What to produce:
In the entries below, find the lines that contain the word "market" and copy them.

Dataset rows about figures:
»»

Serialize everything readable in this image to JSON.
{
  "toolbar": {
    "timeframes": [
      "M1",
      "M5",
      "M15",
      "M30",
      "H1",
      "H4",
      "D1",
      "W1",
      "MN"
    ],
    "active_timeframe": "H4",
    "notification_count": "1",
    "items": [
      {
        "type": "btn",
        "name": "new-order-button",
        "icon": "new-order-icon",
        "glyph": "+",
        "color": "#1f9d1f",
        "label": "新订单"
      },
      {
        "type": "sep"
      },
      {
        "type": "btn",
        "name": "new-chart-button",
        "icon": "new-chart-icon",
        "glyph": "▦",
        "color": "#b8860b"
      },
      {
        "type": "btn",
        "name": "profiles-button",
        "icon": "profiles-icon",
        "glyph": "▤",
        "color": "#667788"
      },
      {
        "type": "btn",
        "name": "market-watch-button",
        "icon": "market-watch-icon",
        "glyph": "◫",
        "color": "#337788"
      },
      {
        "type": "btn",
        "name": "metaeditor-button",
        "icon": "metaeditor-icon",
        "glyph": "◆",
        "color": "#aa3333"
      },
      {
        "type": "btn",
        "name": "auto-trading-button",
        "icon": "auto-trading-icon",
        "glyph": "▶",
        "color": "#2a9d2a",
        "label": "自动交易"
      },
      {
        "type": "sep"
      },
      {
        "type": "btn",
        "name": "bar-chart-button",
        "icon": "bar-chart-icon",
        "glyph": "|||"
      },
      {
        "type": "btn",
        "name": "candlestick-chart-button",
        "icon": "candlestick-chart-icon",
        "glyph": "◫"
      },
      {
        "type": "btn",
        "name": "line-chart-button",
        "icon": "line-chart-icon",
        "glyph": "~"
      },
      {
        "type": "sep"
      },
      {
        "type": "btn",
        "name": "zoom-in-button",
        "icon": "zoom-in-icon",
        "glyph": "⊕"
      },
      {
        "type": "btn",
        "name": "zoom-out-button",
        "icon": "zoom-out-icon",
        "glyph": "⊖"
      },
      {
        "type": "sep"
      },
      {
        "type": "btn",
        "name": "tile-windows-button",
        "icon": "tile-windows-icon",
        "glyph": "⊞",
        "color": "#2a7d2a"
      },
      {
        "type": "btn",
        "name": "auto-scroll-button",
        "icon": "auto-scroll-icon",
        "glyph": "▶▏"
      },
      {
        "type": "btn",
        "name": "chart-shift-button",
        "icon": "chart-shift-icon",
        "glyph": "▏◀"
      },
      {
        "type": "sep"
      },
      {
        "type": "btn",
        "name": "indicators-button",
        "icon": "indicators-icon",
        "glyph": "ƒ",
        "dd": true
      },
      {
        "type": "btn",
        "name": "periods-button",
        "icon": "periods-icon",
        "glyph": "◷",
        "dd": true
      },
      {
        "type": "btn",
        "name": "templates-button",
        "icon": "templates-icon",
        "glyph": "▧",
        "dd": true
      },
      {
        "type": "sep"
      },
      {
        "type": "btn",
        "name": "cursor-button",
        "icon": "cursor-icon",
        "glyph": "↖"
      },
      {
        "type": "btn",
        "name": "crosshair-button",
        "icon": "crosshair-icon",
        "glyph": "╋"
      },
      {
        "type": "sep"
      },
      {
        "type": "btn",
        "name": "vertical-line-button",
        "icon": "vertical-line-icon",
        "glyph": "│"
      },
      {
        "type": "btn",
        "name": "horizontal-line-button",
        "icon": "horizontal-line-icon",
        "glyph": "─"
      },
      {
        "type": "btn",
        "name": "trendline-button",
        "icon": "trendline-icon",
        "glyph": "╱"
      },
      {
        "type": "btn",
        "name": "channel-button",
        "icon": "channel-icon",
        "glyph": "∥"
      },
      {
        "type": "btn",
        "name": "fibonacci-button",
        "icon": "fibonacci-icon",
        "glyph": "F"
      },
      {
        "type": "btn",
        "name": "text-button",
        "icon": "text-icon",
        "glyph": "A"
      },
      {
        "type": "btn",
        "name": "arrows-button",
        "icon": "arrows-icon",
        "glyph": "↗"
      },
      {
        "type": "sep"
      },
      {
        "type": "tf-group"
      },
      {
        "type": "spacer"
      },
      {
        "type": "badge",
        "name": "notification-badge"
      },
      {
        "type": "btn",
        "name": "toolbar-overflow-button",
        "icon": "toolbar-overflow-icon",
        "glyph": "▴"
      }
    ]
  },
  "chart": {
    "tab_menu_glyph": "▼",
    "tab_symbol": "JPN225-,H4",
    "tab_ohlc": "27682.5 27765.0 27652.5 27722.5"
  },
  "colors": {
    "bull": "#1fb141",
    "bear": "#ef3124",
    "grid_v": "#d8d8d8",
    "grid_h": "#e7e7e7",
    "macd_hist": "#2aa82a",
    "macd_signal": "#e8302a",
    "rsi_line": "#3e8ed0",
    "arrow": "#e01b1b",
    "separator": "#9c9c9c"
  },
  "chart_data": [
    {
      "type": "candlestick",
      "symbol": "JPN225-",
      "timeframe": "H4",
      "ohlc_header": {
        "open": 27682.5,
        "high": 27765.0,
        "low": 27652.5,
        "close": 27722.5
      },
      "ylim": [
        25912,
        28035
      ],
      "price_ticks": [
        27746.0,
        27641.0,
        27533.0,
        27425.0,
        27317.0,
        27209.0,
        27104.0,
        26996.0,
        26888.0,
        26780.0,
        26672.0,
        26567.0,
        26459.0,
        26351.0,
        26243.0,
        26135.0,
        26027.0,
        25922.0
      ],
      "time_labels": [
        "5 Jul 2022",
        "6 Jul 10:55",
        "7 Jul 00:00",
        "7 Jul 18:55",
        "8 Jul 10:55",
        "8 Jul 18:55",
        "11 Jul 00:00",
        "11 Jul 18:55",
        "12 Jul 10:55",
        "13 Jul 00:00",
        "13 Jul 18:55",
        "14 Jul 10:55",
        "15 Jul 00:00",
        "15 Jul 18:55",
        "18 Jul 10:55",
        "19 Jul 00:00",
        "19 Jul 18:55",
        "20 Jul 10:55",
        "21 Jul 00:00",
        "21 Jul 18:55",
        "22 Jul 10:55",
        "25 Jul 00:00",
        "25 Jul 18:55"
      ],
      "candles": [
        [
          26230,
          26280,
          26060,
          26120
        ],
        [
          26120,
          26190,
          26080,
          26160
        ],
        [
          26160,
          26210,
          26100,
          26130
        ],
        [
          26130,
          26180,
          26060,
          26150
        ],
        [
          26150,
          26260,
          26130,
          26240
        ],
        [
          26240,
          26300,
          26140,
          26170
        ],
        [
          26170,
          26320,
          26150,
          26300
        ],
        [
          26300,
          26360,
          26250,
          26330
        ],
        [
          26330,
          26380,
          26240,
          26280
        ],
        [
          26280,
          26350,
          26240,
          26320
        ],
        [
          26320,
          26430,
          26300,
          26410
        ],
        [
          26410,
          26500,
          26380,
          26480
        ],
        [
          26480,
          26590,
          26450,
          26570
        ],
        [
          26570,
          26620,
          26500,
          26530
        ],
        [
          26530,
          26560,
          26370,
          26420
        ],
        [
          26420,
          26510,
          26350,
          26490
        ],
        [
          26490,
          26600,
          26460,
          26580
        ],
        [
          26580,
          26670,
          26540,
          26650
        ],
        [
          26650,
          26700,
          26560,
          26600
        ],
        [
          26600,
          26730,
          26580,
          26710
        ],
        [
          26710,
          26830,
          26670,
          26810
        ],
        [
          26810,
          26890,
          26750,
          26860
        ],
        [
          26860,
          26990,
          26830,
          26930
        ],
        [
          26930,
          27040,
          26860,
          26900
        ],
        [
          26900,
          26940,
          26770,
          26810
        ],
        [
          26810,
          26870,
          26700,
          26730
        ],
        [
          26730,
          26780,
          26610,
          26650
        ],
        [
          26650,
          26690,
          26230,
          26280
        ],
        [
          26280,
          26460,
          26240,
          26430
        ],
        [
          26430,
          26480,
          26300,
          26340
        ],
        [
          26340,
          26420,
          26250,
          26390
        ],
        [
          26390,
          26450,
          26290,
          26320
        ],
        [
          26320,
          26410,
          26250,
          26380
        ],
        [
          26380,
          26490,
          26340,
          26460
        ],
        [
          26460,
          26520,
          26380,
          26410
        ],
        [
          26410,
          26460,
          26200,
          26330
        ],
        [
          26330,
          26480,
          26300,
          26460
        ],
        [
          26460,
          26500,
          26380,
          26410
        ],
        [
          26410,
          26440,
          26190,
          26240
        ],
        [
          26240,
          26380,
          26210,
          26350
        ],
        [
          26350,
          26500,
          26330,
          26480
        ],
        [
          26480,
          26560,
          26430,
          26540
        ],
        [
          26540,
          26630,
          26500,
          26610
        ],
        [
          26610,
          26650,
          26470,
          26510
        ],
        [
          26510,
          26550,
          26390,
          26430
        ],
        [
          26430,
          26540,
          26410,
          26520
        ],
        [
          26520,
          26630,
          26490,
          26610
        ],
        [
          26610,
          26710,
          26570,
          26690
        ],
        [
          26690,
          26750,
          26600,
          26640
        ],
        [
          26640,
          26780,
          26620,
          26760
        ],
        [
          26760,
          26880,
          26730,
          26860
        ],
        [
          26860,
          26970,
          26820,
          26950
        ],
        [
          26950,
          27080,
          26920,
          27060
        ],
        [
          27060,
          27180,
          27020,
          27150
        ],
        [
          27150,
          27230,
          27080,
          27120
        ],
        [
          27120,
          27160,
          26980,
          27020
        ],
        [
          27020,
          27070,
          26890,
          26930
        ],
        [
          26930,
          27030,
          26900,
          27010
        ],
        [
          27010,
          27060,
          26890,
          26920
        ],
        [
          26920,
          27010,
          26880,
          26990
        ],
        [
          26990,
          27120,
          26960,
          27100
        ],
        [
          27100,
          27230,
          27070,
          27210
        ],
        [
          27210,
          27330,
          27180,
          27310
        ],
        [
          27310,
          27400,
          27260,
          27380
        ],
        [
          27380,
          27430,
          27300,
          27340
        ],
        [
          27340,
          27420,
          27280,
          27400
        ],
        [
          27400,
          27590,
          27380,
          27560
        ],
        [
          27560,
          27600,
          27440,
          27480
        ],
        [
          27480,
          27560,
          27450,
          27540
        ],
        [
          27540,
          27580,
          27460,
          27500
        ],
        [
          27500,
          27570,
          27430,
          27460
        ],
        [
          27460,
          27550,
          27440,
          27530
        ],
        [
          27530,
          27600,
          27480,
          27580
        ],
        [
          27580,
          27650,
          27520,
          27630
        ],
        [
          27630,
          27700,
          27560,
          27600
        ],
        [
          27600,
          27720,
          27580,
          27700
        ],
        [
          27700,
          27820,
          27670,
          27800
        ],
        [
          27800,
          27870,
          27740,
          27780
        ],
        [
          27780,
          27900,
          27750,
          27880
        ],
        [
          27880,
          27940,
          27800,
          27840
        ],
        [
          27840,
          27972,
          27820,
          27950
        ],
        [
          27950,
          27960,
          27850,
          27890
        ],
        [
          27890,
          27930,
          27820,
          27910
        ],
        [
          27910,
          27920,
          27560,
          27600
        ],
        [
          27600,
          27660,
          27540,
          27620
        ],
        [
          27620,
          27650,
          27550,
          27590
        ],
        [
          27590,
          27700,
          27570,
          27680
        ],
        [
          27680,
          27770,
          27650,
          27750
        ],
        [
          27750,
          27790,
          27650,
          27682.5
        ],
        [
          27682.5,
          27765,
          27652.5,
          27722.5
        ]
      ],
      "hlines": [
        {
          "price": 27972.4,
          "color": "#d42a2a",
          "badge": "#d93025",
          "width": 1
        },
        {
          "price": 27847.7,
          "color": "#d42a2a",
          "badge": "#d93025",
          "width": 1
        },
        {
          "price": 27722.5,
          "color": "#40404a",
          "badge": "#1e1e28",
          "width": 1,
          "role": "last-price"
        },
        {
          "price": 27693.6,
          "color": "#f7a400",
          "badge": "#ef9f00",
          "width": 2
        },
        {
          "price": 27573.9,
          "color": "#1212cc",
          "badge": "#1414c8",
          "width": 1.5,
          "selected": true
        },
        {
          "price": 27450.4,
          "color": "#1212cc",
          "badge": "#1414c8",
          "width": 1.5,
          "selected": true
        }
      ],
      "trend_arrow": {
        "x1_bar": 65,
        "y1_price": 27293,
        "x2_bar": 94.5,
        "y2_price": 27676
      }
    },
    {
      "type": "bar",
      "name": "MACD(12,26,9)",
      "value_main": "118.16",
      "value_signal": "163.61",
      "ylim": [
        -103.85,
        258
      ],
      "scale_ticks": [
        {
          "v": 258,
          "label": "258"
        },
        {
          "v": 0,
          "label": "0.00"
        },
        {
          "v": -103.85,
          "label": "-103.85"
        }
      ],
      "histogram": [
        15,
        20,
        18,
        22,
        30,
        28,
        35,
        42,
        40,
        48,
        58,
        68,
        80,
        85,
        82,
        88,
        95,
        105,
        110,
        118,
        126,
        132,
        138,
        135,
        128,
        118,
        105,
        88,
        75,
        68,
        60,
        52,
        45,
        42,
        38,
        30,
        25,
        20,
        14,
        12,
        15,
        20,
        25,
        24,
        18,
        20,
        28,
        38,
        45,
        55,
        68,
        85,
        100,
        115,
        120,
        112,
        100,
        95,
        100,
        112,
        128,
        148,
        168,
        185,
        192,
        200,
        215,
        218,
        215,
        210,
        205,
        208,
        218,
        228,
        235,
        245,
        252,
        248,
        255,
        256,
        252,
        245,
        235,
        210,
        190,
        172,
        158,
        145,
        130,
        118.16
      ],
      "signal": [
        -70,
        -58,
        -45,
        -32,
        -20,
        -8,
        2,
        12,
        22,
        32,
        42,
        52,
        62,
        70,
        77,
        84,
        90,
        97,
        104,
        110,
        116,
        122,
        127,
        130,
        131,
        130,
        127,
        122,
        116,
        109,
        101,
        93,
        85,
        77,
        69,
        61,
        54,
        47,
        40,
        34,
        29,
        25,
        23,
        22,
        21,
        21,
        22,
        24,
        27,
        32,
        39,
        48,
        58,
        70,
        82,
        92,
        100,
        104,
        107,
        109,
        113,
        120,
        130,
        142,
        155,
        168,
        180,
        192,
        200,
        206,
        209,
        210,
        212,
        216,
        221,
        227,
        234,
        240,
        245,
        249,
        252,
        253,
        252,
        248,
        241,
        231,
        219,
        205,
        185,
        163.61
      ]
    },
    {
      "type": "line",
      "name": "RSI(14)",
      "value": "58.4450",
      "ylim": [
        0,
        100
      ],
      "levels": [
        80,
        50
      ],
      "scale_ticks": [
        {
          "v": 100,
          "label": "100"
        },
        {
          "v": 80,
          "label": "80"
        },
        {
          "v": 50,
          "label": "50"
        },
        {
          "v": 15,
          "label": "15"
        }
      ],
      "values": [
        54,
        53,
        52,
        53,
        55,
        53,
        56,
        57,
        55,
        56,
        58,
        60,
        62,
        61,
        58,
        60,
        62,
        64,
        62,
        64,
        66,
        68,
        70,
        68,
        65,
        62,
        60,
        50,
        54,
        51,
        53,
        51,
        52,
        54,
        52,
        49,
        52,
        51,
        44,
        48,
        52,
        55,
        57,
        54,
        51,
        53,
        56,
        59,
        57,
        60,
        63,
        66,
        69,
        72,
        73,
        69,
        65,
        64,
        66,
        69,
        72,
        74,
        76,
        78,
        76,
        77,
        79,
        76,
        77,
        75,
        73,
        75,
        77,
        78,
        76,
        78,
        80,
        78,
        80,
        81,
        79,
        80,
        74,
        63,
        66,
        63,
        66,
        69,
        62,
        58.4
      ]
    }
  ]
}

««

Answer below:
        "name": "market-watch-button",
        "icon": "market-watch-icon",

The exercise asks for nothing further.